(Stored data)
╭──
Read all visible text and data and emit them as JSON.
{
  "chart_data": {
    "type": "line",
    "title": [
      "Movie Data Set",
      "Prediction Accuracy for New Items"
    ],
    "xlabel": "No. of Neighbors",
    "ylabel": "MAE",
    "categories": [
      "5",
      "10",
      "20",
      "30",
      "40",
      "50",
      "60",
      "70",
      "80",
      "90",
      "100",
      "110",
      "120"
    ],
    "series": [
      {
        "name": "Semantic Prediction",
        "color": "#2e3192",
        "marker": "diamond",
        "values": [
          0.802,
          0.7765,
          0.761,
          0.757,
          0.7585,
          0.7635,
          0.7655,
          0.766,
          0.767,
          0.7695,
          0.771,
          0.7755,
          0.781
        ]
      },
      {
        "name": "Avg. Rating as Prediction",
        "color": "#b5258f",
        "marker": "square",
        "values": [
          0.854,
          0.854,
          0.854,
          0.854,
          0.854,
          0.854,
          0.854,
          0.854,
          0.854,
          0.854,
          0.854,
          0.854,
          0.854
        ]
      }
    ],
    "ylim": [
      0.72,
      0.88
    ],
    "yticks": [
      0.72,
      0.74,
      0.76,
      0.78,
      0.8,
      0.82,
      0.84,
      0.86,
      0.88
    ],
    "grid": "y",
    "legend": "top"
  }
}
╰──
* _GOAL OF THE EXERCISE_
Return all the data above once more, precisely as given.

* _RIGHT ANSWER_
Read all visible text and data and emit them as JSON.
{
  "chart_data": {
    "type": "line",
    "title": [
      "Movie Data Set",
      "Prediction Accuracy for New Items"
    ],
    "xlabel": "No. of Neighbors",
    "ylabel": "MAE",
    "categories": [
      "5",
      "10",
      "20",
      "30",
      "40",
      "50",
      "60",
      "70",
      "80",
      "90",
      "100",
      "110",
      "120"
    ],
    "series": [
      {
        "name": "Semantic Prediction",
        "color": "#2e3192",
        "marker": "diamond",
        "values": [
          0.802,
          0.7765,
          0.761,
          0.757,
          0.7585,
          0.7635,
          0.7655,
          0.766,
          0.767,
          0.7695,
          0.771,
          0.7755,
          0.781
        ]
      },
      {
        "name": "Avg. Rating as Prediction",
        "color": "#b5258f",
        "marker": "square",
        "values": [
          0.854,
          0.854,
          0.854,
          0.854,
          0.854,
          0.854,
          0.854,
          0.854,
          0.854,
          0.854,
          0.854,
          0.854,
          0.854
        ]
      }
    ],
    "ylim": [
      0.72,
      0.88
    ],
    "yticks": [
      0.72,
      0.74,
      0.76,
      0.78,
      0.8,
      0.82,
      0.84,
      0.86,
      0.88
    ],
    "grid": "y",
    "legend": "top"
  }
}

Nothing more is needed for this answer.